* _EXERCISE BRIEF_:
The entries below are to be written out again without alteration.

* _Stored items from a collection_:

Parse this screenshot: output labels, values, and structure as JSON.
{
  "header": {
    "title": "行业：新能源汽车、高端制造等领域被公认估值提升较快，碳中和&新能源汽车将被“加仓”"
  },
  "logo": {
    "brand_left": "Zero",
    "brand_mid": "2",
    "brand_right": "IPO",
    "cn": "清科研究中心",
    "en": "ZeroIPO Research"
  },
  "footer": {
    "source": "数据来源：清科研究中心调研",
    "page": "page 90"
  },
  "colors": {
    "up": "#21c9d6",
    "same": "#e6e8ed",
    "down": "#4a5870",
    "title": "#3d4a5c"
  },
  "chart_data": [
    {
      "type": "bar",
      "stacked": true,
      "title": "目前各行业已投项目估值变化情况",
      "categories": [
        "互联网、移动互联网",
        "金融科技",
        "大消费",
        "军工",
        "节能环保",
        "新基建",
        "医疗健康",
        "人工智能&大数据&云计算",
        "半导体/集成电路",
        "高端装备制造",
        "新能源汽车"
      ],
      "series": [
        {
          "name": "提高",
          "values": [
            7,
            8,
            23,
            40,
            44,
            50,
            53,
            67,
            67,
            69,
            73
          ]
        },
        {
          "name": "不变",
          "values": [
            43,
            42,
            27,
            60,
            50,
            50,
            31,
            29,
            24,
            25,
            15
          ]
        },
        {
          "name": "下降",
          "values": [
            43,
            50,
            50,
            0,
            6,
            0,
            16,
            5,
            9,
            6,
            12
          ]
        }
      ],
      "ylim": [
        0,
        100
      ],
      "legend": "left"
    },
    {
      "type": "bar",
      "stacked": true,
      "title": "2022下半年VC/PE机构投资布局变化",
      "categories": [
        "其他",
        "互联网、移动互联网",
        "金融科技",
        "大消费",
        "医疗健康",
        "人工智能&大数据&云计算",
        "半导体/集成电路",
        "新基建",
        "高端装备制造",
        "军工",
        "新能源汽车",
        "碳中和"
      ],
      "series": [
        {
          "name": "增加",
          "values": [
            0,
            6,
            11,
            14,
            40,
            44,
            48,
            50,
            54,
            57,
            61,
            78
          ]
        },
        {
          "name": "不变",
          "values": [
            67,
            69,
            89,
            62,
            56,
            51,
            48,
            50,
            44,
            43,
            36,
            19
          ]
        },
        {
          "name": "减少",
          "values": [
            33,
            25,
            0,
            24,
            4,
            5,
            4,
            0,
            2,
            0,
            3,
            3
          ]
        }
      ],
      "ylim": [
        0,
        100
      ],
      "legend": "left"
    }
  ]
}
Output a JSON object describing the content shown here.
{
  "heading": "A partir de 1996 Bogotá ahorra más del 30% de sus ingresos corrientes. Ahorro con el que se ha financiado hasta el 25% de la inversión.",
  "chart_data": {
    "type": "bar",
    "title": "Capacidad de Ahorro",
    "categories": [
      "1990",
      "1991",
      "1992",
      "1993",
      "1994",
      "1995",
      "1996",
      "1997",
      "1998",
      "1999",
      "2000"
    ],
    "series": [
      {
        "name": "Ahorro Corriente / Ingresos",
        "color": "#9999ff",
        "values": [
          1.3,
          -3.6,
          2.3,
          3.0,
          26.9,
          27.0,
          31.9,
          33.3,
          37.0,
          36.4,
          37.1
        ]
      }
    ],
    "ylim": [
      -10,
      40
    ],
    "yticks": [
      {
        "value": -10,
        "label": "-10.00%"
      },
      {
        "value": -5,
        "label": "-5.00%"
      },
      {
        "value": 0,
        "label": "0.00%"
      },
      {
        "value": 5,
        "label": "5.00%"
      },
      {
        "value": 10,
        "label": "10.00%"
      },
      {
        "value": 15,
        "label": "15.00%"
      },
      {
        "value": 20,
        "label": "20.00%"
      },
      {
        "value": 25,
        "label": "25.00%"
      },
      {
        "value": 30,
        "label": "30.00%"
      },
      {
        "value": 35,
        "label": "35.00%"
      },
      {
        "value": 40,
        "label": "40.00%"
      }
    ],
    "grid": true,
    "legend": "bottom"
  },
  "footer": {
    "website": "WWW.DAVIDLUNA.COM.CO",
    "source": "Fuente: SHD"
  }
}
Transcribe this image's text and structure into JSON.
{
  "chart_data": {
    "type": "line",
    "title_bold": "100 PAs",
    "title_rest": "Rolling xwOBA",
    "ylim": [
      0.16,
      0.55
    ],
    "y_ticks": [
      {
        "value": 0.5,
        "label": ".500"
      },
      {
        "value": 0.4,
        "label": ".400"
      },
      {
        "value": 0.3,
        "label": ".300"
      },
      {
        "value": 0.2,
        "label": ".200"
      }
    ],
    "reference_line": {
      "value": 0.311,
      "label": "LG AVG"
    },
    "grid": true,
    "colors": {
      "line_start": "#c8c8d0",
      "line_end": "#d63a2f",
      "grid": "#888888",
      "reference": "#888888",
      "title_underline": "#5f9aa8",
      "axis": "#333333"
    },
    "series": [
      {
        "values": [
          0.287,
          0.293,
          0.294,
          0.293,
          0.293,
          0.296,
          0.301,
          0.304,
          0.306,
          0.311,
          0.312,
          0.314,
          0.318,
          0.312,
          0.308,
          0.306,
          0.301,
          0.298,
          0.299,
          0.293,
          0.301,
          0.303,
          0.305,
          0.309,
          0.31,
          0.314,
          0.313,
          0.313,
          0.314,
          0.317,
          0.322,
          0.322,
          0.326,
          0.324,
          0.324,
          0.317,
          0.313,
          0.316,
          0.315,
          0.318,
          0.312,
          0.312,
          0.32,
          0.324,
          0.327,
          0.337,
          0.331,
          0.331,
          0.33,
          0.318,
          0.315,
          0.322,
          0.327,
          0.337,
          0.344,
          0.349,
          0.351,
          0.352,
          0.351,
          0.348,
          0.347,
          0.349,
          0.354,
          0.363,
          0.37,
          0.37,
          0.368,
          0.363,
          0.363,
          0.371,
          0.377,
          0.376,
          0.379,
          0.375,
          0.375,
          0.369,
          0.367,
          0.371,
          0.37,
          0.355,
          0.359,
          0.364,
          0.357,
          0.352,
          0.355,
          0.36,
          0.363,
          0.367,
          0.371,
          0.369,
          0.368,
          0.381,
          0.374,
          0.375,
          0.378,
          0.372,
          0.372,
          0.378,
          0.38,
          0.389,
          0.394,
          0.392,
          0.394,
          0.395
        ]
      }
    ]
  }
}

* _RESULT OF THE EXERCISE_:
Parse this screenshot: output labels, values, and structure as JSON.
{
  "header": {
    "title": "行业：新能源汽车、高端制造等领域被公认估值提升较快，碳中和&新能源汽车将被“加仓”"
  },
  "logo": {
    "brand_left": "Zero",
    "brand_mid": "2",
    "brand_right": "IPO",
    "cn": "清科研究中心",
    "en": "ZeroIPO Research"
  },
  "footer": {
    "source": "数据来源：清科研究中心调研",
    "page": "page 90"
  },
  "colors": {
    "up": "#21c9d6",
    "same": "#e6e8ed",
    "down": "#4a5870",
    "title": "#3d4a5c"
  },
  "chart_data": [
    {
      "type": "bar",
      "stacked": true,
      "title": "目前各行业已投项目估值变化情况",
      "categories": [
        "互联网、移动互联网",
        "金融科技",
        "大消费",
        "军工",
        "节能环保",
        "新基建",
        "医疗健康",
        "人工智能&大数据&云计算",
        "半导体/集成电路",
        "高端装备制造",
        "新能源汽车"
      ],
      "series": [
        {
          "name": "提高",
          "values": [
            7,
            8,
            23,
            40,
            44,
            50,
            53,
            67,
            67,
            69,
            73
          ]
        },
        {
          "name": "不变",
          "values": [
            43,
            42,
            27,
            60,
            50,
            50,
            31,
            29,
            24,
            25,
            15
          ]
        },
        {
          "name": "下降",
          "values": [
            43,
            50,
            50,
            0,
            6,
            0,
            16,
            5,
            9,
            6,
            12
          ]
        }
      ],
      "ylim": [
        0,
        100
      ],
      "legend": "left"
    },
    {
      "type": "bar",
      "stacked": true,
      "title": "2022下半年VC/PE机构投资布局变化",
      "categories": [
        "其他",
        "互联网、移动互联网",
        "金融科技",
        "大消费",
        "医疗健康",
        "人工智能&大数据&云计算",
        "半导体/集成电路",
        "新基建",
        "高端装备制造",
        "军工",
        "新能源汽车",
        "碳中和"
      ],
      "series": [
        {
          "name": "增加",
          "values": [
            0,
            6,
            11,
            14,
            40,
            44,
            48,
            50,
            54,
            57,
            61,
            78
          ]
        },
        {
          "name": "不变",
          "values": [
            67,
            69,
            89,
            62,
            56,
            51,
            48,
            50,
            44,
            43,
            36,
            19
          ]
        },
        {
          "name": "减少",
          "values": [
            33,
            25,
            0,
            24,
            4,
            5,
            4,
            0,
            2,
            0,
            3,
            3
          ]
        }
      ],
      "ylim": [
        0,
        100
      ],
      "legend": "left"
    }
  ]
}
Output a JSON object describing the content shown here.
{
  "heading": "A partir de 1996 Bogotá ahorra más del 30% de sus ingresos corrientes. Ahorro con el que se ha financiado hasta el 25% de la inversión.",
  "chart_data": {
    "type": "bar",
    "title": "Capacidad de Ahorro",
    "categories": [
      "1990",
      "1991",
      "1992",
      "1993",
      "1994",
      "1995",
      "1996",
      "1997",
      "1998",
      "1999",
      "2000"
    ],
    "series": [
      {
        "name": "Ahorro Corriente / Ingresos",
        "color": "#9999ff",
        "values": [
          1.3,
          -3.6,
          2.3,
          3.0,
          26.9,
          27.0,
          31.9,
          33.3,
          37.0,
          36.4,
          37.1
        ]
      }
    ],
    "ylim": [
      -10,
      40
    ],
    "yticks": [
      {
        "value": -10,
        "label": "-10.00%"
      },
      {
        "value": -5,
        "label": "-5.00%"
      },
      {
        "value": 0,
        "label": "0.00%"
      },
      {
        "value": 5,
        "label": "5.00%"
      },
      {
        "value": 10,
        "label": "10.00%"
      },
      {
        "value": 15,
        "label": "15.00%"
      },
      {
        "value": 20,
        "label": "20.00%"
      },
      {
        "value": 25,
        "label": "25.00%"
      },
      {
        "value": 30,
        "label": "30.00%"
      },
      {
        "value": 35,
        "label": "35.00%"
      },
      {
        "value": 40,
        "label": "40.00%"
      }
    ],
    "grid": true,
    "legend": "bottom"
  },
  "footer": {
    "website": "WWW.DAVIDLUNA.COM.CO",
    "source": "Fuente: SHD"
  }
}
Transcribe this image's text and structure into JSON.
{
  "chart_data": {
    "type": "line",
    "title_bold": "100 PAs",
    "title_rest": "Rolling xwOBA",
    "ylim": [
      0.16,
      0.55
    ],
    "y_ticks": [
      {
        "value": 0.5,
        "label": ".500"
      },
      {
        "value": 0.4,
        "label": ".400"
      },
      {
        "value": 0.3,
        "label": ".300"
      },
      {
        "value": 0.2,
        "label": ".200"
      }
    ],
    "reference_line": {
      "value": 0.311,
      "label": "LG AVG"
    },
    "grid": true,
    "colors": {
      "line_start": "#c8c8d0",
      "line_end": "#d63a2f",
      "grid": "#888888",
      "reference": "#888888",
      "title_underline": "#5f9aa8",
      "axis": "#333333"
    },
    "series": [
      {
        "values": [
          0.287,
          0.293,
          0.294,
          0.293,
          0.293,
          0.296,
          0.301,
          0.304,
          0.306,
          0.311,
          0.312,
          0.314,
          0.318,
          0.312,
          0.308,
          0.306,
          0.301,
          0.298,
          0.299,
          0.293,
          0.301,
          0.303,
          0.305,
          0.309,
          0.31,
          0.314,
          0.313,
          0.313,
          0.314,
          0.317,
          0.322,
          0.322,
          0.326,
          0.324,
          0.324,
          0.317,
          0.313,
          0.316,
          0.315,
          0.318,
          0.312,
          0.312,
          0.32,
          0.324,
          0.327,
          0.337,
          0.331,
          0.331,
          0.33,
          0.318,
          0.315,
          0.322,
          0.327,
          0.337,
          0.344,
          0.349,
          0.351,
          0.352,
          0.351,
          0.348,
          0.347,
          0.349,
          0.354,
          0.363,
          0.37,
          0.37,
          0.368,
          0.363,
          0.363,
          0.371,
          0.377,
          0.376,
          0.379,
          0.375,
          0.375,
          0.369,
          0.367,
          0.371,
          0.37,
          0.355,
          0.359,
          0.364,
          0.357,
          0.352,
          0.355,
          0.36,
          0.363,
          0.367,
          0.371,
          0.369,
          0.368,
          0.381,
          0.374,
          0.375,
          0.378,
          0.372,
          0.372,
          0.378,
          0.38,
          0.389,
          0.394,
          0.392,
          0.394,
          0.395
        ]
      }
    ]
  }
}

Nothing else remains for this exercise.